**Work to be completed:**
In the listing below, find every line containing "value" and copy it out.

**Exercise input:**
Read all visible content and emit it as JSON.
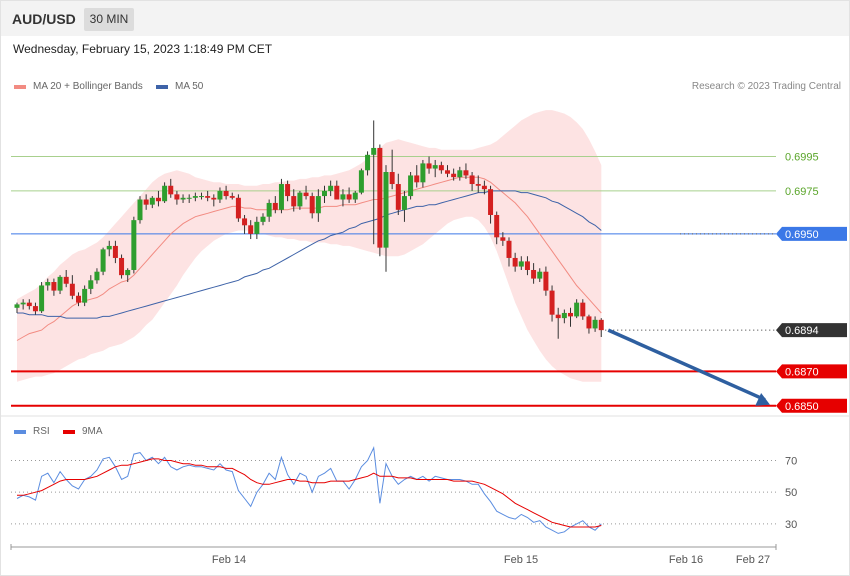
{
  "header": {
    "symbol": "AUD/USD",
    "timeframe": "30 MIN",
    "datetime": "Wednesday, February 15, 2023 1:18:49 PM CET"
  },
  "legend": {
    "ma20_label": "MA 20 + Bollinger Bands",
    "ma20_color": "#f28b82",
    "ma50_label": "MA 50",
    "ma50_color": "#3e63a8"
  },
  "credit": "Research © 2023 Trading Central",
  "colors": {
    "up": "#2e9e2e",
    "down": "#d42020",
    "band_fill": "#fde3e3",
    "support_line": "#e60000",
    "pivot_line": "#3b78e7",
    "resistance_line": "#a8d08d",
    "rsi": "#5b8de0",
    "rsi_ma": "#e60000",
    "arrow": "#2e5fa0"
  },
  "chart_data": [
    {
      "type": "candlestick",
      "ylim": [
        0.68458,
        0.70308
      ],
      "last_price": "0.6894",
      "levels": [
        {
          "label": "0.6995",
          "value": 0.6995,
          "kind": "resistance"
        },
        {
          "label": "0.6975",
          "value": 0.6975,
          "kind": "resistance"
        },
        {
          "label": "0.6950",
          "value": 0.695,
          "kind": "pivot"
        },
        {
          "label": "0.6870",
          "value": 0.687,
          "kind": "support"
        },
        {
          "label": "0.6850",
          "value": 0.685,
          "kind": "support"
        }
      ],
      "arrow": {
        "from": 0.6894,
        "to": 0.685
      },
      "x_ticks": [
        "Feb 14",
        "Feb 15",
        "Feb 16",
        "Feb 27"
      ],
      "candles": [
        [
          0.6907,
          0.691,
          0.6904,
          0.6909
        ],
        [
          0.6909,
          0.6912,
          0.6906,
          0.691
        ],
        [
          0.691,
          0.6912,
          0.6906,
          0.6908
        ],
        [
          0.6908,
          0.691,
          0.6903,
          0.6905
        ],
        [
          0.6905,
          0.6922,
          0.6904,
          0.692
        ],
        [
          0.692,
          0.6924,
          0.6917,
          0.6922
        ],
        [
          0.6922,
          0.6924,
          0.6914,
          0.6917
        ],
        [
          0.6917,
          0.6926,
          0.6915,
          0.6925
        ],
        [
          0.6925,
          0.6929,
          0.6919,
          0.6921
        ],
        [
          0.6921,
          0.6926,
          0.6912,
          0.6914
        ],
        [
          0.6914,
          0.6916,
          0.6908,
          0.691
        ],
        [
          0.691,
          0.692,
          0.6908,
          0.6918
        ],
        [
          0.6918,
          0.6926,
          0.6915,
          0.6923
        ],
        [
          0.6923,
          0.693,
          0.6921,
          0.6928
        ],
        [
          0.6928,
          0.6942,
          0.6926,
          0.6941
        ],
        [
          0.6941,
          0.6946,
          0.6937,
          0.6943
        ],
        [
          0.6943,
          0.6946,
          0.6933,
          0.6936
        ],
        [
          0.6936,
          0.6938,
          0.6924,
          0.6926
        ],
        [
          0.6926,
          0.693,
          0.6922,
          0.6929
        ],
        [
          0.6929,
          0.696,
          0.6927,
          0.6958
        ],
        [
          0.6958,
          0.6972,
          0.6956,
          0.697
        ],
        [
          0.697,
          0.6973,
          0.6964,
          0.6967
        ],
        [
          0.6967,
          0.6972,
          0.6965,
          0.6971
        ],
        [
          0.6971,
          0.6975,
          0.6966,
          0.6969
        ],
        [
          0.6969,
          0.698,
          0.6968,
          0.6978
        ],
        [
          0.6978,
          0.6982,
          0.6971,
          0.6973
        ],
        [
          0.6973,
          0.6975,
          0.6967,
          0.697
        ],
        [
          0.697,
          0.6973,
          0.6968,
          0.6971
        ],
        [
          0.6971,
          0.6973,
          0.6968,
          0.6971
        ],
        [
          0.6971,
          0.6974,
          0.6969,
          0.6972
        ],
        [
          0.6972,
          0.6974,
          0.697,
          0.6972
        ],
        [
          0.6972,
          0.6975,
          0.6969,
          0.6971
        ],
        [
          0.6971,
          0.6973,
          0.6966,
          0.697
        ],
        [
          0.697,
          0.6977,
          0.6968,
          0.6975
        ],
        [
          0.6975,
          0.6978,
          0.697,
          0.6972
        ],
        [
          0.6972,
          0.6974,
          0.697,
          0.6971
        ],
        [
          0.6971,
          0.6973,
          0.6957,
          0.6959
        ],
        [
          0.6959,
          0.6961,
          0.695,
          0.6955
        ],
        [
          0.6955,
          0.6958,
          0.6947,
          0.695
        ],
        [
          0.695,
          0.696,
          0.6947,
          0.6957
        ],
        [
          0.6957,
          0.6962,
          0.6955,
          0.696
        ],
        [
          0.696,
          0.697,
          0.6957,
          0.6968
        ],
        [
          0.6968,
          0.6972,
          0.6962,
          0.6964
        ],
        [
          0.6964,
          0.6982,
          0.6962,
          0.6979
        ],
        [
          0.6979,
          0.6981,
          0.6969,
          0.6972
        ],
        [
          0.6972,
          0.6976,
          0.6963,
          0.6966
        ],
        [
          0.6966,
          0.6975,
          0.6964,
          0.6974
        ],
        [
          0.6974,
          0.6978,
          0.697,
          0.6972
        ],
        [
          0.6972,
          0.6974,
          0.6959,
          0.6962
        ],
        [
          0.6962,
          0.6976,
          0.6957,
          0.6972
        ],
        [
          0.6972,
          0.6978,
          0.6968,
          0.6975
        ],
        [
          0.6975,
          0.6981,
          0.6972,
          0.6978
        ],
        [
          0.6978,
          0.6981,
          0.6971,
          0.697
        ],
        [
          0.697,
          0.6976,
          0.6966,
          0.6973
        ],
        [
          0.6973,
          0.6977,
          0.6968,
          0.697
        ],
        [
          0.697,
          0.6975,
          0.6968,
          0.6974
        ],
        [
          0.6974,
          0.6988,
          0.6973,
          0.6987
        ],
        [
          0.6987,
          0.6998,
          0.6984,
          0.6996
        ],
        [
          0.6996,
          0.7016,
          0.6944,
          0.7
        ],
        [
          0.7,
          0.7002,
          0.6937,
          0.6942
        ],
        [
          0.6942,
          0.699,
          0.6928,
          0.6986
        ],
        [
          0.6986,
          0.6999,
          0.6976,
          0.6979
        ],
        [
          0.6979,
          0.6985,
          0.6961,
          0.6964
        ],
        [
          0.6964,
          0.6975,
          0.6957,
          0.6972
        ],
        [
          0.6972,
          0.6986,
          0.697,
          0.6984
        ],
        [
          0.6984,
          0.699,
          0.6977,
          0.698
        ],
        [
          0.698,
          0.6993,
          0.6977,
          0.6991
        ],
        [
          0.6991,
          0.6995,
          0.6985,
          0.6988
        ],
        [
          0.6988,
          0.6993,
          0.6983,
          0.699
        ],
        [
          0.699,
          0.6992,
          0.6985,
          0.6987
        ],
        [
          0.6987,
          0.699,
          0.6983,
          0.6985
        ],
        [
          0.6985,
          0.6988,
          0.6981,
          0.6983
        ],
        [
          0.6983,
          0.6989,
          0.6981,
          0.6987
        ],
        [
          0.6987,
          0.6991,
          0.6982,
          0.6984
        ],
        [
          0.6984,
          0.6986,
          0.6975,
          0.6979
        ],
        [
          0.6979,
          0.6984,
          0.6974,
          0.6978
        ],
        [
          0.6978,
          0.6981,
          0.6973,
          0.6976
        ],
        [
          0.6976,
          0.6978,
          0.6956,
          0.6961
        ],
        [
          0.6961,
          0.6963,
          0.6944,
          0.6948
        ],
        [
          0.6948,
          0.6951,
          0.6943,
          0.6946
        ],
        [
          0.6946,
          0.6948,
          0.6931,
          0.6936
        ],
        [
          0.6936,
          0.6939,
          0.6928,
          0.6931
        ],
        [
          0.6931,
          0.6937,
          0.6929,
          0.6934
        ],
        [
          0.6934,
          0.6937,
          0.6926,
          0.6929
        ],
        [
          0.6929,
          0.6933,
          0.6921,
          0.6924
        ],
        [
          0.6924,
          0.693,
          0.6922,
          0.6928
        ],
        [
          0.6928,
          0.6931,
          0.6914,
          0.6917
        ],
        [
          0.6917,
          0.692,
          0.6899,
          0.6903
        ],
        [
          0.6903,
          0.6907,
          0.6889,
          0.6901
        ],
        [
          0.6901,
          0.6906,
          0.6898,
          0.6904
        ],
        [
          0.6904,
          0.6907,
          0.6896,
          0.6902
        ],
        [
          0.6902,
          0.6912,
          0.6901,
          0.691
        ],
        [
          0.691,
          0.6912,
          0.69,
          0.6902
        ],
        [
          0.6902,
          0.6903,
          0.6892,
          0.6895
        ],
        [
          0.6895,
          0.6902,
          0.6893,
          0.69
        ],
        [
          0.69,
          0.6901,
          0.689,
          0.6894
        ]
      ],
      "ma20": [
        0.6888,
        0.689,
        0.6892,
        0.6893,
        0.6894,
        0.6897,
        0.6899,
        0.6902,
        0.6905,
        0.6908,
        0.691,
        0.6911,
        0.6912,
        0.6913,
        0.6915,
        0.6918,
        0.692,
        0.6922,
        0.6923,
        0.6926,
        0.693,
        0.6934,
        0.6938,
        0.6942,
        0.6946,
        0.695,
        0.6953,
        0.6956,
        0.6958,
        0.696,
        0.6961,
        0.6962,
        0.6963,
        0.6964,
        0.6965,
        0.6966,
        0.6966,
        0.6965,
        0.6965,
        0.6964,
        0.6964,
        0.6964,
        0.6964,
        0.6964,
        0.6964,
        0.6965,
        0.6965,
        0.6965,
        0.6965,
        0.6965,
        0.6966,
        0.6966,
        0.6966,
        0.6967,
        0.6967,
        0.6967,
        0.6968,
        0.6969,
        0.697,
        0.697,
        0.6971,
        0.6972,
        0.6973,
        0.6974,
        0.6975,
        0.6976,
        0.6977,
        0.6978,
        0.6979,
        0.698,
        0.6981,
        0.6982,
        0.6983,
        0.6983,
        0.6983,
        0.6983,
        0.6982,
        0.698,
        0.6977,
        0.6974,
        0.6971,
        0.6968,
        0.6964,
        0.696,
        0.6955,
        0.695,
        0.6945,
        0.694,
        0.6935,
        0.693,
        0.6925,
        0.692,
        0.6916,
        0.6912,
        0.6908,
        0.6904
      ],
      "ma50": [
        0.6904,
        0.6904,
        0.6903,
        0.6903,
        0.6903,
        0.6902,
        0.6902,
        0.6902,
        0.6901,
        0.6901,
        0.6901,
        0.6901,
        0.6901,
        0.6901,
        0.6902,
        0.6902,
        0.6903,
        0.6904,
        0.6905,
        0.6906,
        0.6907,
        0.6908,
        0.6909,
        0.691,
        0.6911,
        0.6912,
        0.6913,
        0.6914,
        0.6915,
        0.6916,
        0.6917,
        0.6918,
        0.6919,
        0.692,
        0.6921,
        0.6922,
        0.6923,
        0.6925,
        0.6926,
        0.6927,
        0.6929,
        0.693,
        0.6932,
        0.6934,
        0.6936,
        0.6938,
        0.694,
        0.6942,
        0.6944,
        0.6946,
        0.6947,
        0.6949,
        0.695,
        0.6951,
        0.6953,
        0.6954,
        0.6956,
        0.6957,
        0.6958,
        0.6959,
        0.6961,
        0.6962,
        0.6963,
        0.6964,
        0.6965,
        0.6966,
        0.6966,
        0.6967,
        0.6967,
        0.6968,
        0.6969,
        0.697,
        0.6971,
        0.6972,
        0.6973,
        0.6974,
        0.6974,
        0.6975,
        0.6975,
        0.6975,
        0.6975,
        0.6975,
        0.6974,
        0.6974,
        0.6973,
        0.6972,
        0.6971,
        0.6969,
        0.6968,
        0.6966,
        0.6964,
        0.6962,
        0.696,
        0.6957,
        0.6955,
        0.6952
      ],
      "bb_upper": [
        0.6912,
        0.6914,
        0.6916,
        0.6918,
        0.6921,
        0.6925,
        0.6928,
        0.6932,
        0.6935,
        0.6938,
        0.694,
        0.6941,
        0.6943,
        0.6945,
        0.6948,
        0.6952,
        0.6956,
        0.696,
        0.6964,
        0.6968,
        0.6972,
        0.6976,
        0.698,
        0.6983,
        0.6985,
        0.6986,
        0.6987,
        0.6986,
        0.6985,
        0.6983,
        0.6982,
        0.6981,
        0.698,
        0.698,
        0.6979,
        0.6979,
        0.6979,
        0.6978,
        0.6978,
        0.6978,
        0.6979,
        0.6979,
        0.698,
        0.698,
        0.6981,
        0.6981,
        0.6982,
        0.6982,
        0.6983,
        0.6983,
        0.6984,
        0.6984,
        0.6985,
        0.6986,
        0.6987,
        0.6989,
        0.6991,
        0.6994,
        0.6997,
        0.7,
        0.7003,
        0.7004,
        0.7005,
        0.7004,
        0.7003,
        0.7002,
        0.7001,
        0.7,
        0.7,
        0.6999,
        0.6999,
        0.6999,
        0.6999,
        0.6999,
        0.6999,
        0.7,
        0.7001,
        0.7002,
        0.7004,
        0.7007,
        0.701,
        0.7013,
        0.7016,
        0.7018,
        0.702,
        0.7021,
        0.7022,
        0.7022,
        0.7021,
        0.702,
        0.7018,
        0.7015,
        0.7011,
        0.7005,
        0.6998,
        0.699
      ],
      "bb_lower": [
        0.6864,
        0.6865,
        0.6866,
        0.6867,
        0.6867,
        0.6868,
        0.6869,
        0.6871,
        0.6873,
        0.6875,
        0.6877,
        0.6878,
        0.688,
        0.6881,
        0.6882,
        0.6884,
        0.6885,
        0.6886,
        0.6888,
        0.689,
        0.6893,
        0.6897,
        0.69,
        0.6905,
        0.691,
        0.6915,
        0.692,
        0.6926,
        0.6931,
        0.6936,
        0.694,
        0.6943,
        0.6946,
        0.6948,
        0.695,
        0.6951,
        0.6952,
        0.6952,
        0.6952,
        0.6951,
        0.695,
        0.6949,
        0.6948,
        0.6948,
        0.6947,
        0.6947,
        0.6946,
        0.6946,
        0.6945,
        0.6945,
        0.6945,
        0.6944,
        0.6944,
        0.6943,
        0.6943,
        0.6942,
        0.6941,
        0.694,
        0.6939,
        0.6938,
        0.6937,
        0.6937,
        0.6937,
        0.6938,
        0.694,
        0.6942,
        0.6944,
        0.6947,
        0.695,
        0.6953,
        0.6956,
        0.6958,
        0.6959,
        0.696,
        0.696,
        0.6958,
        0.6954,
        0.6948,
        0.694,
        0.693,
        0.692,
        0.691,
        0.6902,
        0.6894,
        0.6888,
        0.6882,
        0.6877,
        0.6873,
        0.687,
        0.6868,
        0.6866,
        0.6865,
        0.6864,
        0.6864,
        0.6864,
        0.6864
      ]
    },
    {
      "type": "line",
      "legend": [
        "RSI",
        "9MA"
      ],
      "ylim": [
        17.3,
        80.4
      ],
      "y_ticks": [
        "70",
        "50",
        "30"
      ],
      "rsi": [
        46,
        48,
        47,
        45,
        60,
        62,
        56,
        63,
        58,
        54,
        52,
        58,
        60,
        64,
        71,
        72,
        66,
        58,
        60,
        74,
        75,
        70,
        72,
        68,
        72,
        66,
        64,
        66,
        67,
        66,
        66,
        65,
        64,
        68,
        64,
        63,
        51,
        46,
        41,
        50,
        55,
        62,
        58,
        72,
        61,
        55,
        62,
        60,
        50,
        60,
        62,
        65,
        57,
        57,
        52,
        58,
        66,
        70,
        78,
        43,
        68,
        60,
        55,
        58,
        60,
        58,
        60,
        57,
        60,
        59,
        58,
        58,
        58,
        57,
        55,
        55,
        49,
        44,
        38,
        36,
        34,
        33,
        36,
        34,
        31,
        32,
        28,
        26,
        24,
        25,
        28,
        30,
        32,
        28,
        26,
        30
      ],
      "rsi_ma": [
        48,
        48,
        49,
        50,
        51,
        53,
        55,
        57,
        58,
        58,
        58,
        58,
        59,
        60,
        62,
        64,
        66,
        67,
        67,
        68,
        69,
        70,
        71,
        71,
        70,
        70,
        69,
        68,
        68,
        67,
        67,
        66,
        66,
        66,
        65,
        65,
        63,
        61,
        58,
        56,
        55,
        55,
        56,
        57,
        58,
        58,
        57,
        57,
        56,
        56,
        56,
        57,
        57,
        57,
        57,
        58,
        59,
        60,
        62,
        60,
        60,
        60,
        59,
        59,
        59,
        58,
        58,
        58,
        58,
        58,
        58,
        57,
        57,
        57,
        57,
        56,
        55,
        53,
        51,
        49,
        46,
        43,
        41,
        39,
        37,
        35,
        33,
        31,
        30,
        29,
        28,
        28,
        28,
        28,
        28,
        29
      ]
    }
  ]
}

**Output:**
          "value": 0.6995,
          "value": 0.6975,
          "value": 0.695,
          "value": 0.687,
          "value": 0.685,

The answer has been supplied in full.